┌──

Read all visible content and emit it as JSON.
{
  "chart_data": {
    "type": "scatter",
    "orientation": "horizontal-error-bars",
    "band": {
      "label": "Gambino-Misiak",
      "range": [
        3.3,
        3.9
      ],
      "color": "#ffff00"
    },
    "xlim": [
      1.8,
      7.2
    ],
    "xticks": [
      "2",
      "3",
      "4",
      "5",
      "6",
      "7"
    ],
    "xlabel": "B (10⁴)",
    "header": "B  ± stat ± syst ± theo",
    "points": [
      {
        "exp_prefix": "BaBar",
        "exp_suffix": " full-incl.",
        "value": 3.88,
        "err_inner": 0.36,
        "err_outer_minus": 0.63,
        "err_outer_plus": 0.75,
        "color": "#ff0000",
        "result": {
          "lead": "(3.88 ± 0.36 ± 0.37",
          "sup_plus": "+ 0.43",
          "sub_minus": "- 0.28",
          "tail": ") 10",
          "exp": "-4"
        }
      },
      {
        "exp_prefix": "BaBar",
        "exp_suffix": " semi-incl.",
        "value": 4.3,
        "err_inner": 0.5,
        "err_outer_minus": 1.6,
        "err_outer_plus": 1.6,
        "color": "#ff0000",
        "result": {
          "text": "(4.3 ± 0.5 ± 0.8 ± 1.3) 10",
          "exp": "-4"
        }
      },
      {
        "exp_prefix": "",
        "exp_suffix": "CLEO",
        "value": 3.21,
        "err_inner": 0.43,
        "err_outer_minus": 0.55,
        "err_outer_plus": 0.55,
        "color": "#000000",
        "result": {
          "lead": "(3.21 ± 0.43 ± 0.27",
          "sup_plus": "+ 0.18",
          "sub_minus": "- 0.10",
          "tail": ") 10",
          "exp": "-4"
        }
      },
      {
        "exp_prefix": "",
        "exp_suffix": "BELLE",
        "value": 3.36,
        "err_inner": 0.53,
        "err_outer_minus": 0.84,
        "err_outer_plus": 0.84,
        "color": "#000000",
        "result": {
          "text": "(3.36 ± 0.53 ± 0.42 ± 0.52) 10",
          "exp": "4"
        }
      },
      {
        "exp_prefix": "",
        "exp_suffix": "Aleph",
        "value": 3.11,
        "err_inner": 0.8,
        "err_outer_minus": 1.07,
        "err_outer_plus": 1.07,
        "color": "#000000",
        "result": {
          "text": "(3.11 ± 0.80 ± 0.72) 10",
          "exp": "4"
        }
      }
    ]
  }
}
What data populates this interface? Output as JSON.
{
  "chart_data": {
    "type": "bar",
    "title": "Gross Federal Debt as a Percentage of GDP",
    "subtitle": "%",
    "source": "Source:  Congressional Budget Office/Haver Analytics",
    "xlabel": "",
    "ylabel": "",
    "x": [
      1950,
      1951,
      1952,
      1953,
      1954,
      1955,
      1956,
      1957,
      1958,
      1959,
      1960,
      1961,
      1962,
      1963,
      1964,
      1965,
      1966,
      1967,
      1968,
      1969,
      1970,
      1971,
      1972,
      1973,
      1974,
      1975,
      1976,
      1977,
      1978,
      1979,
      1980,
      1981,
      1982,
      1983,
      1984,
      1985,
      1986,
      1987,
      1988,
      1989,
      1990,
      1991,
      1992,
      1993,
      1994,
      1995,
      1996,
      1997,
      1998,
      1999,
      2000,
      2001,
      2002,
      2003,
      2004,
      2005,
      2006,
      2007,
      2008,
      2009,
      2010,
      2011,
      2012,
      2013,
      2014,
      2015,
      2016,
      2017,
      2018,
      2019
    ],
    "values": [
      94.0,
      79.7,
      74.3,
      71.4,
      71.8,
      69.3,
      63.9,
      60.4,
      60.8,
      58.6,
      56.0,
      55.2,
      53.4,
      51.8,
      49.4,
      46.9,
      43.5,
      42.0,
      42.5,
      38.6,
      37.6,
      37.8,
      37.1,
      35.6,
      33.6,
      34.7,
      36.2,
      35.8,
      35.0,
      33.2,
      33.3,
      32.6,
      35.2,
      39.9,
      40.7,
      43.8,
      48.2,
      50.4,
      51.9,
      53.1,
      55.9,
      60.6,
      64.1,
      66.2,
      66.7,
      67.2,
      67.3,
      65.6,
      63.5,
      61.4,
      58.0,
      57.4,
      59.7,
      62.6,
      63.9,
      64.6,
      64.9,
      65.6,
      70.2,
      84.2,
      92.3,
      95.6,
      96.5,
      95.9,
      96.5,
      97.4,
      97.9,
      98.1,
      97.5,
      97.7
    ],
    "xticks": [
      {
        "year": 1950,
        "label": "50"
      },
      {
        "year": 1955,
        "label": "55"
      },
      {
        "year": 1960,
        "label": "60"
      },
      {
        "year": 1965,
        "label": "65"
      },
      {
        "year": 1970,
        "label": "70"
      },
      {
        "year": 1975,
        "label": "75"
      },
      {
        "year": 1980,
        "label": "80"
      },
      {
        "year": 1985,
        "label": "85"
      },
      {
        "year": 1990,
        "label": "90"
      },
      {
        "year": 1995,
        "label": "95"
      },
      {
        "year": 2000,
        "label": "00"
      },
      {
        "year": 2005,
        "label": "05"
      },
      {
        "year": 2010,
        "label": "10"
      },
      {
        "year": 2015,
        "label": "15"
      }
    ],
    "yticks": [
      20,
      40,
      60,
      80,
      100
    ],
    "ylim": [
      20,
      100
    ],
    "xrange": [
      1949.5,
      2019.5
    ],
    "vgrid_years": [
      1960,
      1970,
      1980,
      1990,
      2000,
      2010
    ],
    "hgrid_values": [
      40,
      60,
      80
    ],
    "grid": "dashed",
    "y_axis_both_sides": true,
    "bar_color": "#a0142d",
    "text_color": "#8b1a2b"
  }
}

└──

Task objective ▸ Every line of the data above should be copied exactly.

Output for this task ▸
Read all visible content and emit it as JSON.
{
  "chart_data": {
    "type": "scatter",
    "orientation": "horizontal-error-bars",
    "band": {
      "label": "Gambino-Misiak",
      "range": [
        3.3,
        3.9
      ],
      "color": "#ffff00"
    },
    "xlim": [
      1.8,
      7.2
    ],
    "xticks": [
      "2",
      "3",
      "4",
      "5",
      "6",
      "7"
    ],
    "xlabel": "B (10⁴)",
    "header": "B  ± stat ± syst ± theo",
    "points": [
      {
        "exp_prefix": "BaBar",
        "exp_suffix": " full-incl.",
        "value": 3.88,
        "err_inner": 0.36,
        "err_outer_minus": 0.63,
        "err_outer_plus": 0.75,
        "color": "#ff0000",
        "result": {
          "lead": "(3.88 ± 0.36 ± 0.37",
          "sup_plus": "+ 0.43",
          "sub_minus": "- 0.28",
          "tail": ") 10",
          "exp": "-4"
        }
      },
      {
        "exp_prefix": "BaBar",
        "exp_suffix": " semi-incl.",
        "value": 4.3,
        "err_inner": 0.5,
        "err_outer_minus": 1.6,
        "err_outer_plus": 1.6,
        "color": "#ff0000",
        "result": {
          "text": "(4.3 ± 0.5 ± 0.8 ± 1.3) 10",
          "exp": "-4"
        }
      },
      {
        "exp_prefix": "",
        "exp_suffix": "CLEO",
        "value": 3.21,
        "err_inner": 0.43,
        "err_outer_minus": 0.55,
        "err_outer_plus": 0.55,
        "color": "#000000",
        "result": {
          "lead": "(3.21 ± 0.43 ± 0.27",
          "sup_plus": "+ 0.18",
          "sub_minus": "- 0.10",
          "tail": ") 10",
          "exp": "-4"
        }
      },
      {
        "exp_prefix": "",
        "exp_suffix": "BELLE",
        "value": 3.36,
        "err_inner": 0.53,
        "err_outer_minus": 0.84,
        "err_outer_plus": 0.84,
        "color": "#000000",
        "result": {
          "text": "(3.36 ± 0.53 ± 0.42 ± 0.52) 10",
          "exp": "4"
        }
      },
      {
        "exp_prefix": "",
        "exp_suffix": "Aleph",
        "value": 3.11,
        "err_inner": 0.8,
        "err_outer_minus": 1.07,
        "err_outer_plus": 1.07,
        "color": "#000000",
        "result": {
          "text": "(3.11 ± 0.80 ± 0.72) 10",
          "exp": "4"
        }
      }
    ]
  }
}
What data populates this interface? Output as JSON.
{
  "chart_data": {
    "type": "bar",
    "title": "Gross Federal Debt as a Percentage of GDP",
    "subtitle": "%",
    "source": "Source:  Congressional Budget Office/Haver Analytics",
    "xlabel": "",
    "ylabel": "",
    "x": [
      1950,
      1951,
      1952,
      1953,
      1954,
      1955,
      1956,
      1957,
      1958,
      1959,
      1960,
      1961,
      1962,
      1963,
      1964,
      1965,
      1966,
      1967,
      1968,
      1969,
      1970,
      1971,
      1972,
      1973,
      1974,
      1975,
      1976,
      1977,
      1978,
      1979,
      1980,
      1981,
      1982,
      1983,
      1984,
      1985,
      1986,
      1987,
      1988,
      1989,
      1990,
      1991,
      1992,
      1993,
      1994,
      1995,
      1996,
      1997,
      1998,
      1999,
      2000,
      2001,
      2002,
      2003,
      2004,
      2005,
      2006,
      2007,
      2008,
      2009,
      2010,
      2011,
      2012,
      2013,
      2014,
      2015,
      2016,
      2017,
      2018,
      2019
    ],
    "values": [
      94.0,
      79.7,
      74.3,
      71.4,
      71.8,
      69.3,
      63.9,
      60.4,
      60.8,
      58.6,
      56.0,
      55.2,
      53.4,
      51.8,
      49.4,
      46.9,
      43.5,
      42.0,
      42.5,
      38.6,
      37.6,
      37.8,
      37.1,
      35.6,
      33.6,
      34.7,
      36.2,
      35.8,
      35.0,
      33.2,
      33.3,
      32.6,
      35.2,
      39.9,
      40.7,
      43.8,
      48.2,
      50.4,
      51.9,
      53.1,
      55.9,
      60.6,
      64.1,
      66.2,
      66.7,
      67.2,
      67.3,
      65.6,
      63.5,
      61.4,
      58.0,
      57.4,
      59.7,
      62.6,
      63.9,
      64.6,
      64.9,
      65.6,
      70.2,
      84.2,
      92.3,
      95.6,
      96.5,
      95.9,
      96.5,
      97.4,
      97.9,
      98.1,
      97.5,
      97.7
    ],
    "xticks": [
      {
        "year": 1950,
        "label": "50"
      },
      {
        "year": 1955,
        "label": "55"
      },
      {
        "year": 1960,
        "label": "60"
      },
      {
        "year": 1965,
        "label": "65"
      },
      {
        "year": 1970,
        "label": "70"
      },
      {
        "year": 1975,
        "label": "75"
      },
      {
        "year": 1980,
        "label": "80"
      },
      {
        "year": 1985,
        "label": "85"
      },
      {
        "year": 1990,
        "label": "90"
      },
      {
        "year": 1995,
        "label": "95"
      },
      {
        "year": 2000,
        "label": "00"
      },
      {
        "year": 2005,
        "label": "05"
      },
      {
        "year": 2010,
        "label": "10"
      },
      {
        "year": 2015,
        "label": "15"
      }
    ],
    "yticks": [
      20,
      40,
      60,
      80,
      100
    ],
    "ylim": [
      20,
      100
    ],
    "xrange": [
      1949.5,
      2019.5
    ],
    "vgrid_years": [
      1960,
      1970,
      1980,
      1990,
      2000,
      2010
    ],
    "hgrid_values": [
      40,
      60,
      80
    ],
    "grid": "dashed",
    "y_axis_both_sides": true,
    "bar_color": "#a0142d",
    "text_color": "#8b1a2b"
  }
}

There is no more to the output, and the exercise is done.